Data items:
<<<<

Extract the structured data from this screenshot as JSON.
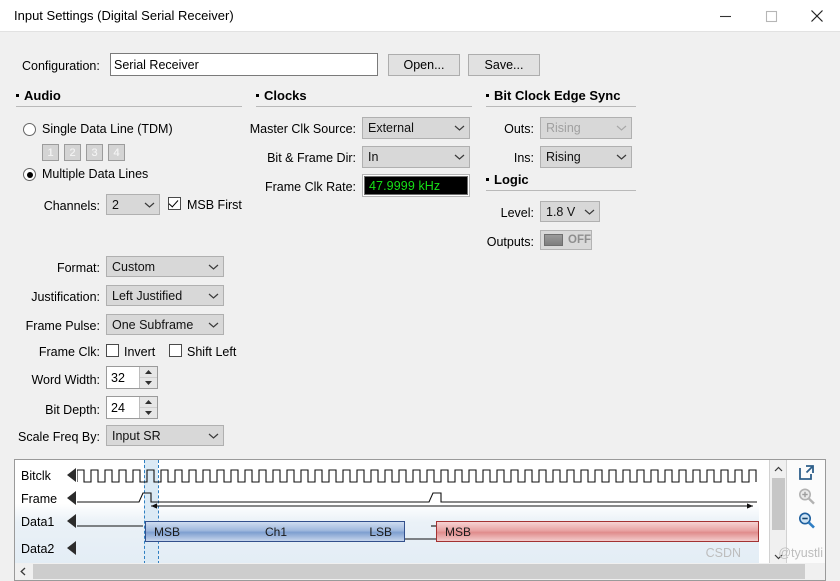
{
  "window": {
    "title": "Input Settings (Digital Serial Receiver)",
    "minimize_icon": "minimize-icon",
    "maximize_icon": "maximize-icon",
    "close_icon": "close-icon"
  },
  "config": {
    "label": "Configuration:",
    "value": "Serial Receiver",
    "placeholder": "",
    "open_button": "Open...",
    "save_button": "Save..."
  },
  "audio": {
    "section_title": "Audio",
    "single_data_line_label": "Single Data Line (TDM)",
    "single_data_line_selected": false,
    "tdm_buttons": [
      "1",
      "2",
      "3",
      "4"
    ],
    "multiple_data_lines_label": "Multiple Data Lines",
    "multiple_data_lines_selected": true,
    "channels_label": "Channels:",
    "channels_value": "2",
    "msb_first_label": "MSB First",
    "msb_first_checked": true,
    "format_label": "Format:",
    "format_value": "Custom",
    "justification_label": "Justification:",
    "justification_value": "Left Justified",
    "frame_pulse_label": "Frame Pulse:",
    "frame_pulse_value": "One Subframe",
    "frame_clk_label": "Frame Clk:",
    "invert_label": "Invert",
    "invert_checked": false,
    "shift_left_label": "Shift Left",
    "shift_left_checked": false,
    "word_width_label": "Word Width:",
    "word_width_value": "32",
    "bit_depth_label": "Bit Depth:",
    "bit_depth_value": "24",
    "scale_freq_label": "Scale Freq By:",
    "scale_freq_value": "Input SR"
  },
  "clocks": {
    "section_title": "Clocks",
    "master_clk_source_label": "Master Clk Source:",
    "master_clk_source_value": "External",
    "bit_frame_dir_label": "Bit & Frame Dir:",
    "bit_frame_dir_value": "In",
    "frame_clk_rate_label": "Frame Clk Rate:",
    "frame_clk_rate_value": "47.9999 kHz",
    "frame_clk_rate_color": "#16e016"
  },
  "bit_clock_edge_sync": {
    "section_title": "Bit Clock Edge Sync",
    "outs_label": "Outs:",
    "outs_value": "Rising",
    "outs_disabled": true,
    "ins_label": "Ins:",
    "ins_value": "Rising",
    "ins_disabled": false
  },
  "logic": {
    "section_title": "Logic",
    "level_label": "Level:",
    "level_value": "1.8 V",
    "outputs_label": "Outputs:",
    "outputs_toggle_state": "OFF"
  },
  "waveform": {
    "rows": [
      "Bitclk",
      "Frame",
      "Data1",
      "Data2"
    ],
    "data1_bar_labels": {
      "left": "MSB",
      "center": "Ch1",
      "right": "LSB"
    },
    "data2_bar_labels": {
      "left": "MSB"
    },
    "expand_icon": "expand-icon",
    "zoom_in_icon": "zoom-in-icon",
    "zoom_out_icon": "zoom-out-icon",
    "zoom_in_disabled": true,
    "zoom_out_disabled": false,
    "scroll_left_icon": "chevron-left-icon",
    "scroll_up_icon": "chevron-up-icon",
    "scroll_down_icon": "chevron-down-icon"
  },
  "watermark": {
    "text": "CSDN @tyustli"
  }
}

>>>>

Task objective: Excluding the pictures, reproduce every entry exactly as given.

Answer to this exercise:
Extract the structured data from this screenshot as JSON.
{
  "window": {
    "title": "Input Settings (Digital Serial Receiver)",
    "minimize_icon": "minimize-icon",
    "maximize_icon": "maximize-icon",
    "close_icon": "close-icon"
  },
  "config": {
    "label": "Configuration:",
    "value": "Serial Receiver",
    "placeholder": "",
    "open_button": "Open...",
    "save_button": "Save..."
  },
  "audio": {
    "section_title": "Audio",
    "single_data_line_label": "Single Data Line (TDM)",
    "single_data_line_selected": false,
    "tdm_buttons": [
      "1",
      "2",
      "3",
      "4"
    ],
    "multiple_data_lines_label": "Multiple Data Lines",
    "multiple_data_lines_selected": true,
    "channels_label": "Channels:",
    "channels_value": "2",
    "msb_first_label": "MSB First",
    "msb_first_checked": true,
    "format_label": "Format:",
    "format_value": "Custom",
    "justification_label": "Justification:",
    "justification_value": "Left Justified",
    "frame_pulse_label": "Frame Pulse:",
    "frame_pulse_value": "One Subframe",
    "frame_clk_label": "Frame Clk:",
    "invert_label": "Invert",
    "invert_checked": false,
    "shift_left_label": "Shift Left",
    "shift_left_checked": false,
    "word_width_label": "Word Width:",
    "word_width_value": "32",
    "bit_depth_label": "Bit Depth:",
    "bit_depth_value": "24",
    "scale_freq_label": "Scale Freq By:",
    "scale_freq_value": "Input SR"
  },
  "clocks": {
    "section_title": "Clocks",
    "master_clk_source_label": "Master Clk Source:",
    "master_clk_source_value": "External",
    "bit_frame_dir_label": "Bit & Frame Dir:",
    "bit_frame_dir_value": "In",
    "frame_clk_rate_label": "Frame Clk Rate:",
    "frame_clk_rate_value": "47.9999 kHz",
    "frame_clk_rate_color": "#16e016"
  },
  "bit_clock_edge_sync": {
    "section_title": "Bit Clock Edge Sync",
    "outs_label": "Outs:",
    "outs_value": "Rising",
    "outs_disabled": true,
    "ins_label": "Ins:",
    "ins_value": "Rising",
    "ins_disabled": false
  },
  "logic": {
    "section_title": "Logic",
    "level_label": "Level:",
    "level_value": "1.8 V",
    "outputs_label": "Outputs:",
    "outputs_toggle_state": "OFF"
  },
  "waveform": {
    "rows": [
      "Bitclk",
      "Frame",
      "Data1",
      "Data2"
    ],
    "data1_bar_labels": {
      "left": "MSB",
      "center": "Ch1",
      "right": "LSB"
    },
    "data2_bar_labels": {
      "left": "MSB"
    },
    "expand_icon": "expand-icon",
    "zoom_in_icon": "zoom-in-icon",
    "zoom_out_icon": "zoom-out-icon",
    "zoom_in_disabled": true,
    "zoom_out_disabled": false,
    "scroll_left_icon": "chevron-left-icon",
    "scroll_up_icon": "chevron-up-icon",
    "scroll_down_icon": "chevron-down-icon"
  },
  "watermark": {
    "text": "CSDN @tyustli"
  }
}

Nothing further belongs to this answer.